_Stated task_.
Write out the listing in full, matching it word for word.

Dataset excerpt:
+-------+
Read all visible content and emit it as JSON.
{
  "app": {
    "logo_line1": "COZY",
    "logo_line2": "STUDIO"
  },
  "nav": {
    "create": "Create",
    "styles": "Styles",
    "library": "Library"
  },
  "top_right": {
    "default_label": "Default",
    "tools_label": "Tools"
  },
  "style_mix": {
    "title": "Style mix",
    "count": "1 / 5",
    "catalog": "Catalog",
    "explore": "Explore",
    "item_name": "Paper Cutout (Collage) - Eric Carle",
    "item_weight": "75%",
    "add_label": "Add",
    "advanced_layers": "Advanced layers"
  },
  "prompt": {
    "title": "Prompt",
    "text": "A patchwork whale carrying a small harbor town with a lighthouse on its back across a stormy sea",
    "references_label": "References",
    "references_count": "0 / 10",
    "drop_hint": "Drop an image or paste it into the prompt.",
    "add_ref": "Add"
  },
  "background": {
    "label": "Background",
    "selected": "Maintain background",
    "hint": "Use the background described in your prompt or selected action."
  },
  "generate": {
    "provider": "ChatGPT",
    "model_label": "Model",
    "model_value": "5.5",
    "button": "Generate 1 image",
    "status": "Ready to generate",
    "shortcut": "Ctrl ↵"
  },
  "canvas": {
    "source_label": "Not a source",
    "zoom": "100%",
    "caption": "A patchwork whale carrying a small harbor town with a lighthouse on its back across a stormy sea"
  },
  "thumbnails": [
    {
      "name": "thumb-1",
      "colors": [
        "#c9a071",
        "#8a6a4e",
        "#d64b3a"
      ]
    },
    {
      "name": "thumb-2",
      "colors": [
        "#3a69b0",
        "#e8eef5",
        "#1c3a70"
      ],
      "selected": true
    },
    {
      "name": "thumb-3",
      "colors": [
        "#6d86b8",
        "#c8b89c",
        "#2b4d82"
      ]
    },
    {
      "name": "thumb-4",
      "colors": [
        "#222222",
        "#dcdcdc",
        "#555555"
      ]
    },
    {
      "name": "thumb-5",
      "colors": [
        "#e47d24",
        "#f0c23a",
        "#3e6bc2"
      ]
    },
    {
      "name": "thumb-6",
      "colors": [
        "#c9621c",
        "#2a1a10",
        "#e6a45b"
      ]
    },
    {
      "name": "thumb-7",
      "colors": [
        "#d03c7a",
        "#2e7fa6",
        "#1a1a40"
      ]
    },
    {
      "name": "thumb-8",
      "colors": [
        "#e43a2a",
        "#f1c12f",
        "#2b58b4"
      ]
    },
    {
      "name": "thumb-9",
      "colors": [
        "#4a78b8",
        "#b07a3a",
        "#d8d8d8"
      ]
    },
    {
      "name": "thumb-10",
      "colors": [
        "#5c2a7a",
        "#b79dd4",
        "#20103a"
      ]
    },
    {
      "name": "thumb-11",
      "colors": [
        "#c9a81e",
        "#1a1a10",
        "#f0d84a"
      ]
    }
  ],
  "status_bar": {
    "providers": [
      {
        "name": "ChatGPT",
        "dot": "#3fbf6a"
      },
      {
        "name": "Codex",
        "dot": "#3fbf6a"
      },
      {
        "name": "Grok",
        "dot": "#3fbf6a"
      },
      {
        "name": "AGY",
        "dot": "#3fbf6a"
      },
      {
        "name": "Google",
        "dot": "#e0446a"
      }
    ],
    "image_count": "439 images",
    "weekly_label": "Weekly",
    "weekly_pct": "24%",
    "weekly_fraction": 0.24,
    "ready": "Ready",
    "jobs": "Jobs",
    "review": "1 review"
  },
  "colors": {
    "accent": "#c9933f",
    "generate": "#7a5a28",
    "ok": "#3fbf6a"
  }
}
+-------+
_Response to this exercise_.
Read all visible content and emit it as JSON.
{
  "app": {
    "logo_line1": "COZY",
    "logo_line2": "STUDIO"
  },
  "nav": {
    "create": "Create",
    "styles": "Styles",
    "library": "Library"
  },
  "top_right": {
    "default_label": "Default",
    "tools_label": "Tools"
  },
  "style_mix": {
    "title": "Style mix",
    "count": "1 / 5",
    "catalog": "Catalog",
    "explore": "Explore",
    "item_name": "Paper Cutout (Collage) - Eric Carle",
    "item_weight": "75%",
    "add_label": "Add",
    "advanced_layers": "Advanced layers"
  },
  "prompt": {
    "title": "Prompt",
    "text": "A patchwork whale carrying a small harbor town with a lighthouse on its back across a stormy sea",
    "references_label": "References",
    "references_count": "0 / 10",
    "drop_hint": "Drop an image or paste it into the prompt.",
    "add_ref": "Add"
  },
  "background": {
    "label": "Background",
    "selected": "Maintain background",
    "hint": "Use the background described in your prompt or selected action."
  },
  "generate": {
    "provider": "ChatGPT",
    "model_label": "Model",
    "model_value": "5.5",
    "button": "Generate 1 image",
    "status": "Ready to generate",
    "shortcut": "Ctrl ↵"
  },
  "canvas": {
    "source_label": "Not a source",
    "zoom": "100%",
    "caption": "A patchwork whale carrying a small harbor town with a lighthouse on its back across a stormy sea"
  },
  "thumbnails": [
    {
      "name": "thumb-1",
      "colors": [
        "#c9a071",
        "#8a6a4e",
        "#d64b3a"
      ]
    },
    {
      "name": "thumb-2",
      "colors": [
        "#3a69b0",
        "#e8eef5",
        "#1c3a70"
      ],
      "selected": true
    },
    {
      "name": "thumb-3",
      "colors": [
        "#6d86b8",
        "#c8b89c",
        "#2b4d82"
      ]
    },
    {
      "name": "thumb-4",
      "colors": [
        "#222222",
        "#dcdcdc",
        "#555555"
      ]
    },
    {
      "name": "thumb-5",
      "colors": [
        "#e47d24",
        "#f0c23a",
        "#3e6bc2"
      ]
    },
    {
      "name": "thumb-6",
      "colors": [
        "#c9621c",
        "#2a1a10",
        "#e6a45b"
      ]
    },
    {
      "name": "thumb-7",
      "colors": [
        "#d03c7a",
        "#2e7fa6",
        "#1a1a40"
      ]
    },
    {
      "name": "thumb-8",
      "colors": [
        "#e43a2a",
        "#f1c12f",
        "#2b58b4"
      ]
    },
    {
      "name": "thumb-9",
      "colors": [
        "#4a78b8",
        "#b07a3a",
        "#d8d8d8"
      ]
    },
    {
      "name": "thumb-10",
      "colors": [
        "#5c2a7a",
        "#b79dd4",
        "#20103a"
      ]
    },
    {
      "name": "thumb-11",
      "colors": [
        "#c9a81e",
        "#1a1a10",
        "#f0d84a"
      ]
    }
  ],
  "status_bar": {
    "providers": [
      {
        "name": "ChatGPT",
        "dot": "#3fbf6a"
      },
      {
        "name": "Codex",
        "dot": "#3fbf6a"
      },
      {
        "name": "Grok",
        "dot": "#3fbf6a"
      },
      {
        "name": "AGY",
        "dot": "#3fbf6a"
      },
      {
        "name": "Google",
        "dot": "#e0446a"
      }
    ],
    "image_count": "439 images",
    "weekly_label": "Weekly",
    "weekly_pct": "24%",
    "weekly_fraction": 0.24,
    "ready": "Ready",
    "jobs": "Jobs",
    "review": "1 review"
  },
  "colors": {
    "accent": "#c9933f",
    "generate": "#7a5a28",
    "ok": "#3fbf6a"
  }
}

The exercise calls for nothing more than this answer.